Items
● ● ● ● ● ● ●

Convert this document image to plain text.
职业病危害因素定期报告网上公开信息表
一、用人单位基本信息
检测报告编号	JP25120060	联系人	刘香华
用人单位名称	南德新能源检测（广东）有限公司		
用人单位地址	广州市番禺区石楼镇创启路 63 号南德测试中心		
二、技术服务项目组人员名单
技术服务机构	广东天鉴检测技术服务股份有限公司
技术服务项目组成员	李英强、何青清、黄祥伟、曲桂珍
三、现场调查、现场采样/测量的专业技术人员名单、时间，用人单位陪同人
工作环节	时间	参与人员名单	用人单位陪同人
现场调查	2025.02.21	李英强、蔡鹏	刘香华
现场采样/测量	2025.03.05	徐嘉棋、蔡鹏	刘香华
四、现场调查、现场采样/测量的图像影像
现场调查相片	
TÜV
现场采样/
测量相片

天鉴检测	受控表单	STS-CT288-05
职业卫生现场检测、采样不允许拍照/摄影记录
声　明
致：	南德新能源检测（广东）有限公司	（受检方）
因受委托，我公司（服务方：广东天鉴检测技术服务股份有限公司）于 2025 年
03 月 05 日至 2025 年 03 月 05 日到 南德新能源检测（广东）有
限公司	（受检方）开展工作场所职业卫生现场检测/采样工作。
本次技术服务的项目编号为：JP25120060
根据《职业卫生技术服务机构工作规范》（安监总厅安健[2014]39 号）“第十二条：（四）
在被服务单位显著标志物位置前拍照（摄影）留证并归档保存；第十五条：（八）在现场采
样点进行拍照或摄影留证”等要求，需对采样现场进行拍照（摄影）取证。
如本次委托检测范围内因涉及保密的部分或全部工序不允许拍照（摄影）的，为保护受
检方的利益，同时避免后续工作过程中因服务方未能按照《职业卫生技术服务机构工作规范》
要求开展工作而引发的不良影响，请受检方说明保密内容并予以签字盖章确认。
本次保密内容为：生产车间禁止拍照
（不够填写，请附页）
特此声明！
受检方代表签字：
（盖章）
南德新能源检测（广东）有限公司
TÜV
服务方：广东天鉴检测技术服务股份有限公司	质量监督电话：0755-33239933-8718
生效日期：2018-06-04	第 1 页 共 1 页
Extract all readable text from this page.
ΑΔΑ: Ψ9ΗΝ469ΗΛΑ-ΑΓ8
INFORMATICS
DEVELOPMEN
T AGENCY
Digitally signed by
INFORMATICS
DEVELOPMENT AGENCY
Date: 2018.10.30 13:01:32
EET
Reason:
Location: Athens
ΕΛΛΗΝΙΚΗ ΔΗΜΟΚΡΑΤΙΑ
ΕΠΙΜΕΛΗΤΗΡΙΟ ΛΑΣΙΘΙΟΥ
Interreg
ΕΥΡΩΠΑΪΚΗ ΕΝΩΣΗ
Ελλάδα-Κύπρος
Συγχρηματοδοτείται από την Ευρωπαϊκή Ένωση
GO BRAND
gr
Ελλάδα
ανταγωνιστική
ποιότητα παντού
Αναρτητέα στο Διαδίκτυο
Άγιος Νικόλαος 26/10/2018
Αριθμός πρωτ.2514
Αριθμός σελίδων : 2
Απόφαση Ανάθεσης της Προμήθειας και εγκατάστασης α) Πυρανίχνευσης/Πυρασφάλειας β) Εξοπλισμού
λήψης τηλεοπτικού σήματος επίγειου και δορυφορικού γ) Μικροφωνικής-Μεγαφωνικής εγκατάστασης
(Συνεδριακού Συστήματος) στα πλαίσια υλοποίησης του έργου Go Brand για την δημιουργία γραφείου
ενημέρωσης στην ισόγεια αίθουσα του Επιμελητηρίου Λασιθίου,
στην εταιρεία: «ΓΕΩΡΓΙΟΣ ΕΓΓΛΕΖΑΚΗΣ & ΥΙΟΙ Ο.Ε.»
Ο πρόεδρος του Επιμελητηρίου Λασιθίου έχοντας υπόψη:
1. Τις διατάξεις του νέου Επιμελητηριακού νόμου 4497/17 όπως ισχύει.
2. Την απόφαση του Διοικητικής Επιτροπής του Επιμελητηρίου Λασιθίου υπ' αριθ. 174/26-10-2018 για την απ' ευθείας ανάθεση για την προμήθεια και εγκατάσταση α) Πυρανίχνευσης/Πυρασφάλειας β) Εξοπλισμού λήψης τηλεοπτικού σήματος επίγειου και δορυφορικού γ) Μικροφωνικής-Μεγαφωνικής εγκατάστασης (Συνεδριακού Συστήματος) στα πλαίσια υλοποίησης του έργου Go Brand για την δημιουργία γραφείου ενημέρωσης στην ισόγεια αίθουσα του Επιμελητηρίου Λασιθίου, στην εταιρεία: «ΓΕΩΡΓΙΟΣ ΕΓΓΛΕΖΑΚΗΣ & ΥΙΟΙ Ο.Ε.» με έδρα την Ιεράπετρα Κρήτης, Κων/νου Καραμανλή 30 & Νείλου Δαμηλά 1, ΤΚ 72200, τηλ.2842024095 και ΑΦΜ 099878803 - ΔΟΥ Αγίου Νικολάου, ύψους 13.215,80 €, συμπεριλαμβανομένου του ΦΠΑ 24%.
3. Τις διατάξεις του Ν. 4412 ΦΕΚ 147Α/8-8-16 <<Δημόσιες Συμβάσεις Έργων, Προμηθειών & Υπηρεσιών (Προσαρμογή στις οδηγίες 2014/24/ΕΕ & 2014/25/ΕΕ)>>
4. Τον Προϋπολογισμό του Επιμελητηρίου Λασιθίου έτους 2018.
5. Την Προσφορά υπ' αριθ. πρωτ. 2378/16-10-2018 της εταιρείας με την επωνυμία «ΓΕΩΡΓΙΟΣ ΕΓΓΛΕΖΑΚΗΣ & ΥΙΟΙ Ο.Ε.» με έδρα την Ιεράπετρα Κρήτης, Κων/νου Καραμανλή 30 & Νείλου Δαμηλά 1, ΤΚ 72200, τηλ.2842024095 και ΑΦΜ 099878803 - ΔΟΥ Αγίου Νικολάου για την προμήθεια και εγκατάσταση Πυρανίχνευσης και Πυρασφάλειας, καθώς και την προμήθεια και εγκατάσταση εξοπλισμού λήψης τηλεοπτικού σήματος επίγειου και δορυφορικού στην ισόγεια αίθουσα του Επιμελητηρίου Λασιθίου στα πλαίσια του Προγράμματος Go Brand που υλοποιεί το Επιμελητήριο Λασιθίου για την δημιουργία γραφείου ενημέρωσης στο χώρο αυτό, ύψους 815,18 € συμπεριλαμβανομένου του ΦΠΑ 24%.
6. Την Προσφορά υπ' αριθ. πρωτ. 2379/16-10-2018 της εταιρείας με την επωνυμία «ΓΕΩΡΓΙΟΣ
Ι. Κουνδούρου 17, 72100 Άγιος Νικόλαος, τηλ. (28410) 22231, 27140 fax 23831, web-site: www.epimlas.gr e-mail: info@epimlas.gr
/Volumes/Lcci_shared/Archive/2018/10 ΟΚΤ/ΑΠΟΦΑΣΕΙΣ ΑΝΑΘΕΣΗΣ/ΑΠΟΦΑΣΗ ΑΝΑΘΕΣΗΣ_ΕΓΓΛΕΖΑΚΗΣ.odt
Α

● ● ● ● ● ● ●

Task
Collect every line with the string "ύψους" from the records, and copy each.

Written response
2. Την απόφαση του Διοικητικής Επιτροπής του Επιμελητηρίου Λασιθίου υπ' αριθ. 174/26-10-2018 για την απ' ευθείας ανάθεση για την προμήθεια και εγκατάσταση α) Πυρανίχνευσης/Πυρασφάλειας β) Εξοπλισμού λήψης τηλεοπτικού σήματος επίγειου και δορυφορικού γ) Μικροφωνικής-Μεγαφωνικής εγκατάστασης (Συνεδριακού Συστήματος) στα πλαίσια υλοποίησης του έργου Go Brand για την δημιουργία γραφείου ενημέρωσης στην ισόγεια αίθουσα του Επιμελητηρίου Λασιθίου, στην εταιρεία: «ΓΕΩΡΓΙΟΣ ΕΓΓΛΕΖΑΚΗΣ & ΥΙΟΙ Ο.Ε.» με έδρα την Ιεράπετρα Κρήτης, Κων/νου Καραμανλή 30 & Νείλου Δαμηλά 1, ΤΚ 72200, τηλ.2842024095 και ΑΦΜ 099878803 - ΔΟΥ Αγίου Νικολάου, ύψους 13.215,80 €, συμπεριλαμβανομένου του ΦΠΑ 24%.
5. Την Προσφορά υπ' αριθ. πρωτ. 2378/16-10-2018 της εταιρείας με την επωνυμία «ΓΕΩΡΓΙΟΣ ΕΓΓΛΕΖΑΚΗΣ & ΥΙΟΙ Ο.Ε.» με έδρα την Ιεράπετρα Κρήτης, Κων/νου Καραμανλή 30 & Νείλου Δαμηλά 1, ΤΚ 72200, τηλ.2842024095 και ΑΦΜ 099878803 - ΔΟΥ Αγίου Νικολάου για την προμήθεια και εγκατάσταση Πυρανίχνευσης και Πυρασφάλειας, καθώς και την προμήθεια και εγκατάσταση εξοπλισμού λήψης τηλεοπτικού σήματος επίγειου και δορυφορικού στην ισόγεια αίθουσα του Επιμελητηρίου Λασιθίου στα πλαίσια του Προγράμματος Go Brand που υλοποιεί το Επιμελητήριο Λασιθίου για την δημιουργία γραφείου ενημέρωσης στο χώρο αυτό, ύψους 815,18 € συμπεριλαμβανομένου του ΦΠΑ 24%.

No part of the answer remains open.